--- begin ---

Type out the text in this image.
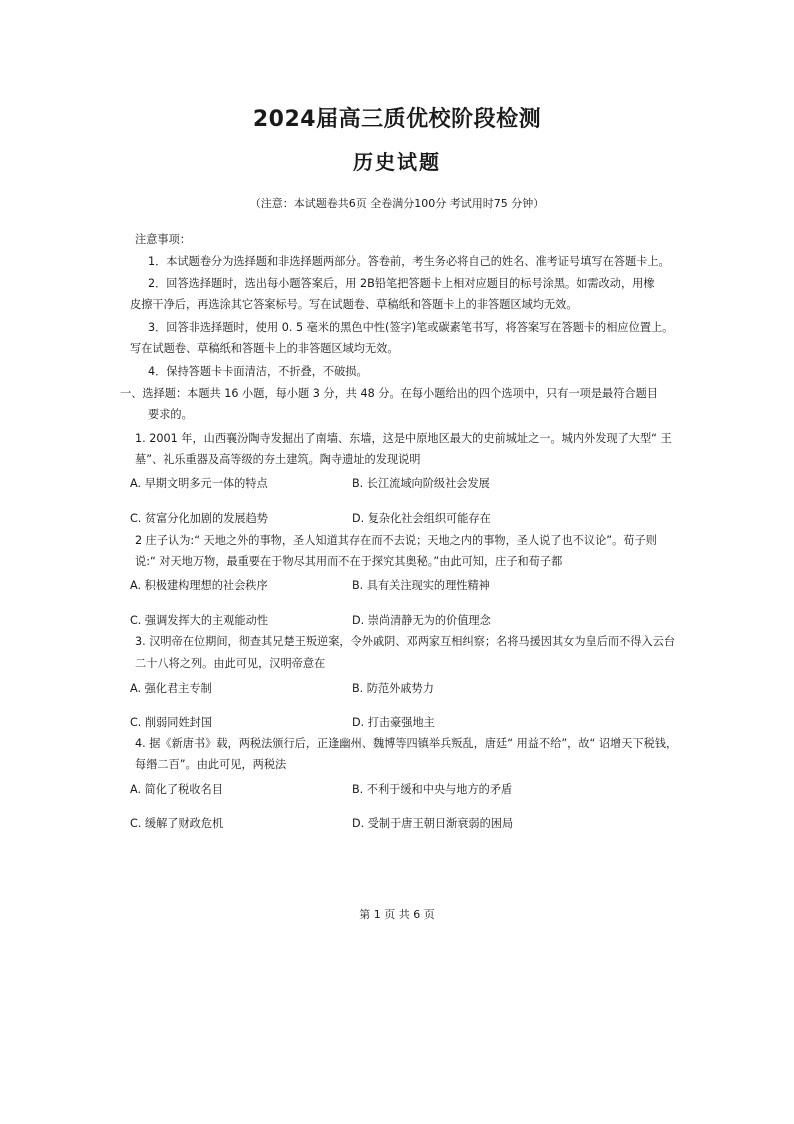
2024届高三质优校阶段检测
历史试题
（注意：本试题卷共6页 全卷满分100分 考试用时75 分钟）
注意事项：
1．本试题卷分为选择题和非选择题两部分。答卷前，考生务必将自己的姓名、准考证号填写在答题卡上。
2．回答选择题时，选出每小题答案后，用 2B铅笔把答题卡上相对应题目的标号涂黑。如需改动，用橡
皮擦干净后，再选涂其它答案标号。写在试题卷、草稿纸和答题卡上的非答题区域均无效。
3．回答非选择题时，使用 0. 5 毫米的黑色中性(签字)笔或碳素笔书写，将答案写在答题卡的相应位置上。
写在试题卷、草稿纸和答题卡上的非答题区域均无效。
4．保持答题卡卡面清洁，不折叠，不破损。
一、选择题：本题共 16 小题，每小题 3 分，共 48 分。在每小题给出的四个选项中，只有一项是最符合题目
要求的。
1. 2001 年，山西襄汾陶寺发掘出了南墙、东墙，这是中原地区最大的史前城址之一。城内外发现了大型“ 王
墓”、礼乐重器及高等级的夯土建筑。陶寺遗址的发现说明
A. 早期文明多元一体的特点	B. 长江流域向阶级社会发展
C. 贫富分化加剧的发展趋势	D. 复杂化社会组织可能存在
2 庄子认为:“ 天地之外的事物，圣人知道其存在而不去说；天地之内的事物，圣人说了也不议论”。荀子则
说:“ 对天地万物，最重要在于物尽其用而不在于探究其奥秘。”由此可知，庄子和荀子都
A. 积极建构理想的社会秩序	B. 具有关注现实的理性精神
C. 强调发挥大的主观能动性	D. 崇尚清静无为的价值理念
3. 汉明帝在位期间，彻查其兄楚王叛逆案，令外戚阴、邓两家互相纠察；名将马援因其女为皇后而不得入云台
二十八将之列。由此可见，汉明帝意在
A. 强化君主专制	B. 防范外戚势力
C. 削弱同姓封国	D. 打击豪强地主
4. 据《新唐书》载，两税法颁行后，正逢幽州、魏博等四镇举兵叛乱，唐廷“ 用益不给”，故“ 诏增天下税钱，
每缗二百”。由此可见，两税法
A. 简化了税收名目	B. 不利于缓和中央与地方的矛盾
C. 缓解了财政危机	D. 受制于唐王朝日渐衰弱的困局
第 1 页 共 6 页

--- end ---

WHAT IS ASKED: Restate the whole listing above exactly, except for its images.

OUTPUT OF THE TASK:
Type out the text in this image.
2024届高三质优校阶段检测
历史试题
（注意：本试题卷共6页 全卷满分100分 考试用时75 分钟）
注意事项：
1．本试题卷分为选择题和非选择题两部分。答卷前，考生务必将自己的姓名、准考证号填写在答题卡上。
2．回答选择题时，选出每小题答案后，用 2B铅笔把答题卡上相对应题目的标号涂黑。如需改动，用橡
皮擦干净后，再选涂其它答案标号。写在试题卷、草稿纸和答题卡上的非答题区域均无效。
3．回答非选择题时，使用 0. 5 毫米的黑色中性(签字)笔或碳素笔书写，将答案写在答题卡的相应位置上。
写在试题卷、草稿纸和答题卡上的非答题区域均无效。
4．保持答题卡卡面清洁，不折叠，不破损。
一、选择题：本题共 16 小题，每小题 3 分，共 48 分。在每小题给出的四个选项中，只有一项是最符合题目
要求的。
1. 2001 年，山西襄汾陶寺发掘出了南墙、东墙，这是中原地区最大的史前城址之一。城内外发现了大型“ 王
墓”、礼乐重器及高等级的夯土建筑。陶寺遗址的发现说明
A. 早期文明多元一体的特点	B. 长江流域向阶级社会发展
C. 贫富分化加剧的发展趋势	D. 复杂化社会组织可能存在
2 庄子认为:“ 天地之外的事物，圣人知道其存在而不去说；天地之内的事物，圣人说了也不议论”。荀子则
说:“ 对天地万物，最重要在于物尽其用而不在于探究其奥秘。”由此可知，庄子和荀子都
A. 积极建构理想的社会秩序	B. 具有关注现实的理性精神
C. 强调发挥大的主观能动性	D. 崇尚清静无为的价值理念
3. 汉明帝在位期间，彻查其兄楚王叛逆案，令外戚阴、邓两家互相纠察；名将马援因其女为皇后而不得入云台
二十八将之列。由此可见，汉明帝意在
A. 强化君主专制	B. 防范外戚势力
C. 削弱同姓封国	D. 打击豪强地主
4. 据《新唐书》载，两税法颁行后，正逢幽州、魏博等四镇举兵叛乱，唐廷“ 用益不给”，故“ 诏增天下税钱，
每缗二百”。由此可见，两税法
A. 简化了税收名目	B. 不利于缓和中央与地方的矛盾
C. 缓解了财政危机	D. 受制于唐王朝日渐衰弱的困局
第 1 页 共 6 页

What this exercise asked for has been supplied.